GIVEN TASK → Copy every line of the entries that includes the word "sebagai".

• • • • •

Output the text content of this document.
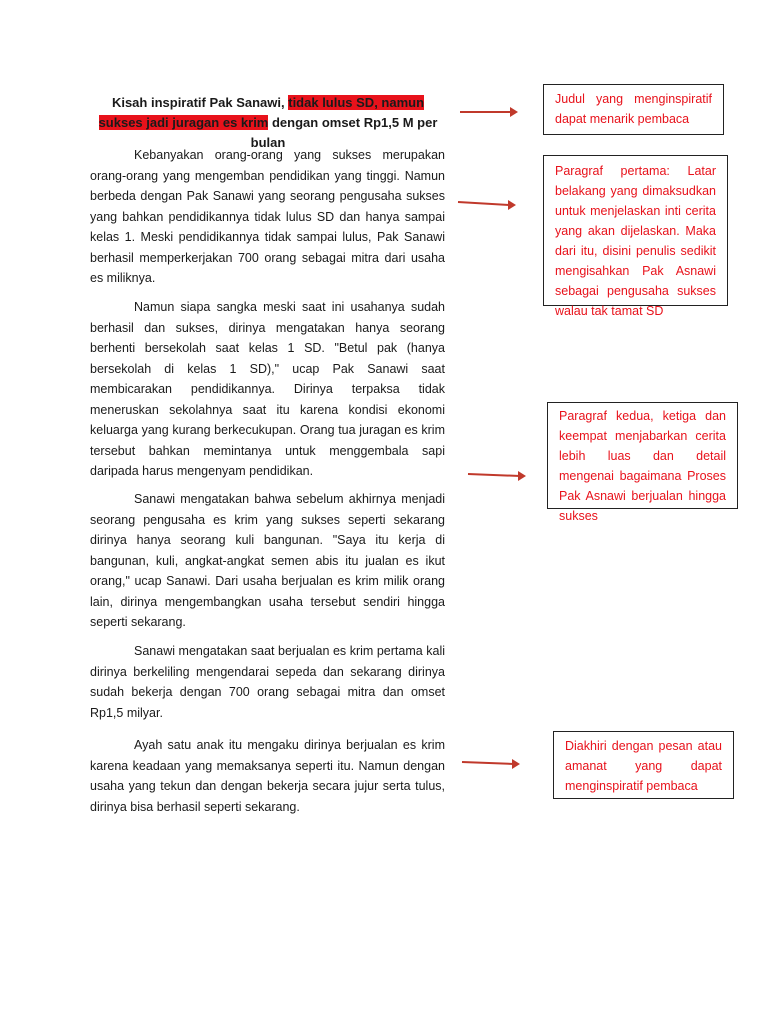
Kisah inspiratif Pak Sanawi, tidak lulus SD, namun sukses jadi juragan es krim dengan omset Rp1,5 M per bulan

Kebanyakan orang-orang yang sukses merupakan orang-orang yang mengemban pendidikan yang tinggi. Namun berbeda dengan Pak Sanawi yang seorang pengusaha sukses yang bahkan pendidikannya tidak lulus SD dan hanya sampai kelas 1. Meski pendidikannya tidak sampai lulus, Pak Sanawi berhasil memperkerjakan 700 orang sebagai mitra dari usaha es miliknya.

Namun siapa sangka meski saat ini usahanya sudah berhasil dan sukses, dirinya mengatakan hanya seorang berhenti bersekolah saat kelas 1 SD. "Betul pak (hanya bersekolah di kelas 1 SD)," ucap Pak Sanawi saat membicarakan pendidikannya. Dirinya terpaksa tidak meneruskan sekolahnya saat itu karena kondisi ekonomi keluarga yang kurang berkecukupan. Orang tua juragan es krim tersebut bahkan memintanya untuk menggembala sapi daripada harus mengenyam pendidikan.

Sanawi mengatakan bahwa sebelum akhirnya menjadi seorang pengusaha es krim yang sukses seperti sekarang dirinya hanya seorang kuli bangunan. "Saya itu kerja di bangunan, kuli, angkat-angkat semen abis itu jualan es ikut orang," ucap Sanawi. Dari usaha berjualan es krim milik orang lain, dirinya mengembangkan usaha tersebut sendiri hingga seperti sekarang.

Sanawi mengatakan saat berjualan es krim pertama kali dirinya berkeliling mengendarai sepeda dan sekarang dirinya sudah bekerja dengan 700 orang sebagai mitra dan omset Rp1,5 milyar.

Ayah satu anak itu mengaku dirinya berjualan es krim karena keadaan yang memaksanya seperti itu. Namun dengan usaha yang tekun dan dengan bekerja secara jujur serta tulus, dirinya bisa berhasil seperti sekarang.

Judul yang menginspiratif dapat menarik pembaca
Paragraf pertama: Latar belakang yang dimaksudkan untuk menjelaskan inti cerita yang akan dijelaskan. Maka dari itu, disini penulis sedikit mengisahkan Pak Asnawi sebagai pengusaha sukses walau tak tamat SD
Paragraf kedua, ketiga dan keempat menjabarkan cerita lebih luas dan detail mengenai bagaimana Proses Pak Asnawi berjualan hingga sukses
Diakhiri dengan pesan atau amanat yang dapat menginspiratif pembaca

• • • • •

REPLY TO THE EXERCISE →
Kebanyakan orang-orang yang sukses merupakan orang-orang yang mengemban pendidikan yang tinggi. Namun berbeda dengan Pak Sanawi yang seorang pengusaha sukses yang bahkan pendidikannya tidak lulus SD dan hanya sampai kelas 1. Meski pendidikannya tidak sampai lulus, Pak Sanawi berhasil memperkerjakan 700 orang sebagai mitra dari usaha es miliknya.
Sanawi mengatakan saat berjualan es krim pertama kali dirinya berkeliling mengendarai sepeda dan sekarang dirinya sudah bekerja dengan 700 orang sebagai mitra dan omset Rp1,5 milyar.
Paragraf pertama: Latar belakang yang dimaksudkan untuk menjelaskan inti cerita yang akan dijelaskan. Maka dari itu, disini penulis sedikit mengisahkan Pak Asnawi sebagai pengusaha sukses walau tak tamat SD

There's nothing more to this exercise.